### [What you need to do]
Extend the clinvar-ingest write-up below, starting right after its last sentence. The items that follow it are not part of that write-up.

### [Passage shown]
Successor to https://github.com/DataBiosphere/clinvar-ingest
This project is for loading, processing, outputting, uploading relational-normalized ClinVar Variation Release XML files.
The primary use case is processing ClinVar Variation Release XML files into relationally normalized, newline delimited JSON. By default a file per model type is written to a directory specified with -o
, within a directory with the ReleaseDate
attribute from the top level of the XML file.
$ clinvar-ingest parse \
-i test/data/OriginalTestDataSet.xml.gz \
-o outputs
The above command creates an outputs
directory, and in this case also a 2023-10-07
directory in that, because that is the release date in this XML file.
While these files are useful on their own, it is useful to have them in a cloud storage bucket, which also enables creating BigQuery external tables.
The source directory outputs/2023-10-07
in this example is the same one written above in the parsing step.
The destination bucket must be some already-existing bucket. The destination prefix can be anything, and refers to the 'directory' the file tree under local source directory ./outputs/2023-10-07
will be written into in the bucket. It may make sense to include the source directory as the suffix if the destination prefix. As a minimum, the release date directory should be included to anchor all the files to a specific release.

### [Listing]
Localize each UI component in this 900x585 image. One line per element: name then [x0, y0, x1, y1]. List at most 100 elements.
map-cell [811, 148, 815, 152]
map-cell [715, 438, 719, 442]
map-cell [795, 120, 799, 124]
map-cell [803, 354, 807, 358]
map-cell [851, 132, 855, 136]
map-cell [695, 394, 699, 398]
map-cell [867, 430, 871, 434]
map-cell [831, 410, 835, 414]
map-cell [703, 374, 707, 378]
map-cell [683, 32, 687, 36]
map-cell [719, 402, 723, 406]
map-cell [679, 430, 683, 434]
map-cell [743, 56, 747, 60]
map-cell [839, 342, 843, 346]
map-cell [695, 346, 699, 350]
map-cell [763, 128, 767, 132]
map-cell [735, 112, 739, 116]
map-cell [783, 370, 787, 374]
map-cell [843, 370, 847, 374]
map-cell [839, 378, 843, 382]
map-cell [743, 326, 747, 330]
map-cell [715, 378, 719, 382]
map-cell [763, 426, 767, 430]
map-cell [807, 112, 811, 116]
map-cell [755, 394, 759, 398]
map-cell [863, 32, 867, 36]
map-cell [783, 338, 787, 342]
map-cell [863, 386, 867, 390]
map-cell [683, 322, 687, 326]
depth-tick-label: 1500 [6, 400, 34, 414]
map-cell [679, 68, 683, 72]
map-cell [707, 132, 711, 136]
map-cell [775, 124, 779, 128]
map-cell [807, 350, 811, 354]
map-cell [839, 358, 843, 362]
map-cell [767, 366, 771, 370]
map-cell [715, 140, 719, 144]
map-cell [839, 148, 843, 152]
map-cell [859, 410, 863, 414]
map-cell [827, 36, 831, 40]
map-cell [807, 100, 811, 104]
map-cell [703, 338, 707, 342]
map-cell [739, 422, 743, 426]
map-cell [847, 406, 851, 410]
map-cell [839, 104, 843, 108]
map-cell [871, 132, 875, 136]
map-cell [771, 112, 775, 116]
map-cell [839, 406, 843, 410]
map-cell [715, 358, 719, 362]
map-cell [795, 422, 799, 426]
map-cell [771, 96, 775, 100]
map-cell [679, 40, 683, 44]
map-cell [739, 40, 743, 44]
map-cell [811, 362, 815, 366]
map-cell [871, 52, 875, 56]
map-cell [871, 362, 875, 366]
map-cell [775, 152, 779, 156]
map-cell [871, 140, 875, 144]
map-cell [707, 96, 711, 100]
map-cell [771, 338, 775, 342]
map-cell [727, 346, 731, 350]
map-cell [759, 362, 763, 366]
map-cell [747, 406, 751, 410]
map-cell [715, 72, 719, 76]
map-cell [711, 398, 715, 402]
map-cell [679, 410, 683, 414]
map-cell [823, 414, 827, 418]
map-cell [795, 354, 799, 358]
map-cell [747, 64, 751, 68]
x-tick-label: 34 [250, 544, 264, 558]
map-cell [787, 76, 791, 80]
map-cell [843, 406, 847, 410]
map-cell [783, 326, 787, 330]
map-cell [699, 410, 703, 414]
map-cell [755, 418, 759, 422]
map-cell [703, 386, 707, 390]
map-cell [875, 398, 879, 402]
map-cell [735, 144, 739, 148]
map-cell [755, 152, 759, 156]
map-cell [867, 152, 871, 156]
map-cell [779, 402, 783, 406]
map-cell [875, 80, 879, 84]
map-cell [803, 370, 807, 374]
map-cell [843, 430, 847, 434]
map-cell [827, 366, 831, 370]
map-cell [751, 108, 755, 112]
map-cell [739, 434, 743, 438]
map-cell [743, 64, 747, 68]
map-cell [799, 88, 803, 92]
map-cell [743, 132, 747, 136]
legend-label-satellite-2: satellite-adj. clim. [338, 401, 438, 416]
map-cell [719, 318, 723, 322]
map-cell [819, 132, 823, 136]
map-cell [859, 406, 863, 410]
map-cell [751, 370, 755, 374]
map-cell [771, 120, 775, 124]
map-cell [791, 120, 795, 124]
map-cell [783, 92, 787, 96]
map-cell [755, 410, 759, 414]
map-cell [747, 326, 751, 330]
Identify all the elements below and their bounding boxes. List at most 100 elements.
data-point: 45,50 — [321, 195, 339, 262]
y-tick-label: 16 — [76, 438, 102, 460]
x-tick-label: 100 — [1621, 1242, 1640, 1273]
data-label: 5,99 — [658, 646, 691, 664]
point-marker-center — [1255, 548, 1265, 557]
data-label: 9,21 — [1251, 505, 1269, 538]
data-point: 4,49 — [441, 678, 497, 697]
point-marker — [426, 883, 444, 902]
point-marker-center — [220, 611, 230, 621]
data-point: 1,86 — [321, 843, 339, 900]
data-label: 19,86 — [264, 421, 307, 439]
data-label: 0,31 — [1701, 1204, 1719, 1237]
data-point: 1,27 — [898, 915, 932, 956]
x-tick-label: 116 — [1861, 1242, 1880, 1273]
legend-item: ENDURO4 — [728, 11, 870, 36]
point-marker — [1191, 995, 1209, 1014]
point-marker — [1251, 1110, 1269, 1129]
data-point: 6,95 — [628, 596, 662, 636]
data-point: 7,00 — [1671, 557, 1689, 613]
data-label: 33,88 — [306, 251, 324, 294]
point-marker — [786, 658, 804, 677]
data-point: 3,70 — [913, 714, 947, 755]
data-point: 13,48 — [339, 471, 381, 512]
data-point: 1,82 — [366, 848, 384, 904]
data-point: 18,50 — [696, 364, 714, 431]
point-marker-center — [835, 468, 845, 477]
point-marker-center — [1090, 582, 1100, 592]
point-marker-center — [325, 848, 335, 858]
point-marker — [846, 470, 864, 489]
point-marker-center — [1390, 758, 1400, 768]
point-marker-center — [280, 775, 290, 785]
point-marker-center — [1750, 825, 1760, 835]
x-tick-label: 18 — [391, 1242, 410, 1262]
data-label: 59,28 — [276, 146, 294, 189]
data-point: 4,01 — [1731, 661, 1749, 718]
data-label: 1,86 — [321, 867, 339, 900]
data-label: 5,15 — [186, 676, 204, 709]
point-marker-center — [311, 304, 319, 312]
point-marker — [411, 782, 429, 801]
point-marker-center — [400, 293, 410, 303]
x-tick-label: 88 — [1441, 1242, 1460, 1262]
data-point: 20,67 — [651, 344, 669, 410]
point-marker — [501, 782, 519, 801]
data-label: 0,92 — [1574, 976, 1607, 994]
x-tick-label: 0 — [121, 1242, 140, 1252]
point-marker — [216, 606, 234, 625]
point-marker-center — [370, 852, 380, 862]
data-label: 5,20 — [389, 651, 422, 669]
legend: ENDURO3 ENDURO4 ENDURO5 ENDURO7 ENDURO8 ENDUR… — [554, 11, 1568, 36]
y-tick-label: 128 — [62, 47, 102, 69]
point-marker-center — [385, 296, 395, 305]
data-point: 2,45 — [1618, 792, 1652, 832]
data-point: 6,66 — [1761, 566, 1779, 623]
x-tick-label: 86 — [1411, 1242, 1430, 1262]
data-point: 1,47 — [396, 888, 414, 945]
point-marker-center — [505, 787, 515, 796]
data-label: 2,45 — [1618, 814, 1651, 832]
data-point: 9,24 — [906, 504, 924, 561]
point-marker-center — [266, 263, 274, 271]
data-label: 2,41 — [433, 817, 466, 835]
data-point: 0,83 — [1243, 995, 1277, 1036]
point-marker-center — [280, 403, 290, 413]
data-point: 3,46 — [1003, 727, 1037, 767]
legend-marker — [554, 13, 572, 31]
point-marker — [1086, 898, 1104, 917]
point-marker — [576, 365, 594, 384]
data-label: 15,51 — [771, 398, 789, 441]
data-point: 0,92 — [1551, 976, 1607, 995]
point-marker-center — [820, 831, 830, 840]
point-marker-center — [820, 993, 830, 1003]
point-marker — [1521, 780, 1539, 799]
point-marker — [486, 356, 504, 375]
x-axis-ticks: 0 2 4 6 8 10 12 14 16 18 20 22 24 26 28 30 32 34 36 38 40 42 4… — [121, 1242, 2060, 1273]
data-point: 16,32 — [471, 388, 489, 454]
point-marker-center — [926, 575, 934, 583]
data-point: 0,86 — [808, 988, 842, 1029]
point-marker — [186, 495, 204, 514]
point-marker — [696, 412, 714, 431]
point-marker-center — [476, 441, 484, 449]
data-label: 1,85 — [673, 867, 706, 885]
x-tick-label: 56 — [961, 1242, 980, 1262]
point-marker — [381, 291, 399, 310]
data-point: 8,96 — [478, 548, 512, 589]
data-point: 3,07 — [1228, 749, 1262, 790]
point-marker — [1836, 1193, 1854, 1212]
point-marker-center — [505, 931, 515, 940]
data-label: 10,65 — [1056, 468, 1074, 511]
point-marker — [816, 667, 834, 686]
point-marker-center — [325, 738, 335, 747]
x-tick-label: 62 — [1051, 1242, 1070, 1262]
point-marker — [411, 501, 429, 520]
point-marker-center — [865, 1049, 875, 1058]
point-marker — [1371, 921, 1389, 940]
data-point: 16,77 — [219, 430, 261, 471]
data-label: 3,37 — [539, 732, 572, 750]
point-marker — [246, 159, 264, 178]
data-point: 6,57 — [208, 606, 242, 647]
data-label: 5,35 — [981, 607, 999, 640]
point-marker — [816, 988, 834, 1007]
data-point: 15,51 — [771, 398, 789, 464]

### [Answer to the exercise]
clinvar-ingest upload \
--source-directory outputs/2023-10-07 \
--destination-bucket clinvar-ingest \
--destination-prefix outputs/2023-10-07
BigQuery is currently supported.
The tables should be created to point to the same bucket and destination prefix as uploaded above. The directory tree under --path
is expected to match the <entity_type>/*
structure where each entity_type has a directory that contains some number of newline-delimited JSON files.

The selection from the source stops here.